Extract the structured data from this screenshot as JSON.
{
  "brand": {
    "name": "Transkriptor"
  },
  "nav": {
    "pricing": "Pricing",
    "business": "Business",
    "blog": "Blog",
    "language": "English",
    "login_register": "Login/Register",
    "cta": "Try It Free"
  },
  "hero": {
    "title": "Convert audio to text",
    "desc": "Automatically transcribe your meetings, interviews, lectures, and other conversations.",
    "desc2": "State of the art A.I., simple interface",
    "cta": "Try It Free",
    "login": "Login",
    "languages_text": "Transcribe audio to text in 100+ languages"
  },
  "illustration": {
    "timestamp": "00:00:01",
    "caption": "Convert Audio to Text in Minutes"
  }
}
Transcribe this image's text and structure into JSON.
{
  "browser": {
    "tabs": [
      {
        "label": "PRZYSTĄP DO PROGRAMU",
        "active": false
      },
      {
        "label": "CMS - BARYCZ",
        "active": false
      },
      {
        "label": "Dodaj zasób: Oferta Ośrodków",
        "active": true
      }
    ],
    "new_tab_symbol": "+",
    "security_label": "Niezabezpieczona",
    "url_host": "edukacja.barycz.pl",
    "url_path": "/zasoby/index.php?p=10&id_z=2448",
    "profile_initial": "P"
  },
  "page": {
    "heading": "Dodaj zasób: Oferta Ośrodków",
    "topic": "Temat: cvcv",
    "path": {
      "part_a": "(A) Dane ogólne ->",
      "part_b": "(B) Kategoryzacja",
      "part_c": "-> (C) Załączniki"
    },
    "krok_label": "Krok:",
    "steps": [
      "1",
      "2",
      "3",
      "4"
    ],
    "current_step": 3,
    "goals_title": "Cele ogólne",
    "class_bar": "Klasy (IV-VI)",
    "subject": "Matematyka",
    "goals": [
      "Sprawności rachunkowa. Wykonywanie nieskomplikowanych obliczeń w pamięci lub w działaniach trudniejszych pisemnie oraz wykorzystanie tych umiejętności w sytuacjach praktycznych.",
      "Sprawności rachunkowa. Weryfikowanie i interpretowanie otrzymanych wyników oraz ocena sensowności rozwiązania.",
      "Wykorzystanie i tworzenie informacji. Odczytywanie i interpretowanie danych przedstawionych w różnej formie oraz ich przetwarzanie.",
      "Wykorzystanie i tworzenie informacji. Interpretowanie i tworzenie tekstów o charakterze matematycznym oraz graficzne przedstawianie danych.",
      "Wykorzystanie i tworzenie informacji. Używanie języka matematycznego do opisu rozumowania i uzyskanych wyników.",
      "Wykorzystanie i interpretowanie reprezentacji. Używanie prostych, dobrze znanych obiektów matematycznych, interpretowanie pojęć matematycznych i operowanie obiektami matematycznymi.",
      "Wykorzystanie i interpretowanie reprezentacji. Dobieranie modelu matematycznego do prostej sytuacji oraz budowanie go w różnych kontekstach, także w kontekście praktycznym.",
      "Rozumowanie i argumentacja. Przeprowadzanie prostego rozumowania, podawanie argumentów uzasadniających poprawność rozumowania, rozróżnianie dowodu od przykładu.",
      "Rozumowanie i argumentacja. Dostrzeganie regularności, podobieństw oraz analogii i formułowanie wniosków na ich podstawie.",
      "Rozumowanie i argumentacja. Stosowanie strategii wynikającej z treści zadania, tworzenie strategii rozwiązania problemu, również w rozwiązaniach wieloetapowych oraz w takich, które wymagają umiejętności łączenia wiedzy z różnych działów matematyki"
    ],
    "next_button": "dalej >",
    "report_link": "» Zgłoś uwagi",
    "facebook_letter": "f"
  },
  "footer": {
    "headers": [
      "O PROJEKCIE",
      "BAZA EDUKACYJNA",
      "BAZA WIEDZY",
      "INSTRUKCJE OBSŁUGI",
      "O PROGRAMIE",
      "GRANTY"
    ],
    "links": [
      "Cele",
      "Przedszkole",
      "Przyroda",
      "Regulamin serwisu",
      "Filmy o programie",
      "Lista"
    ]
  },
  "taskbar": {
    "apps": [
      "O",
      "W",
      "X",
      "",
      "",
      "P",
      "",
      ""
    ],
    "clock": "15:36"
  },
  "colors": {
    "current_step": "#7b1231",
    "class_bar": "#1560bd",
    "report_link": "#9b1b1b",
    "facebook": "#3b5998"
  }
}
★ ★ ★ ★
__REQUIREMENT__: From the entries above, extract every line where the word "reprezentacji" appears.

__FULL RESPONSE__:
      "Wykorzystanie i interpretowanie reprezentacji. Używanie prostych, dobrze znanych obiektów matematycznych, interpretowanie pojęć matematycznych i operowanie obiektami matematycznymi.",
      "Wykorzystanie i interpretowanie reprezentacji. Dobieranie modelu matematycznego do prostej sytuacji oraz budowanie go w różnych kontekstach, także w kontekście praktycznym.",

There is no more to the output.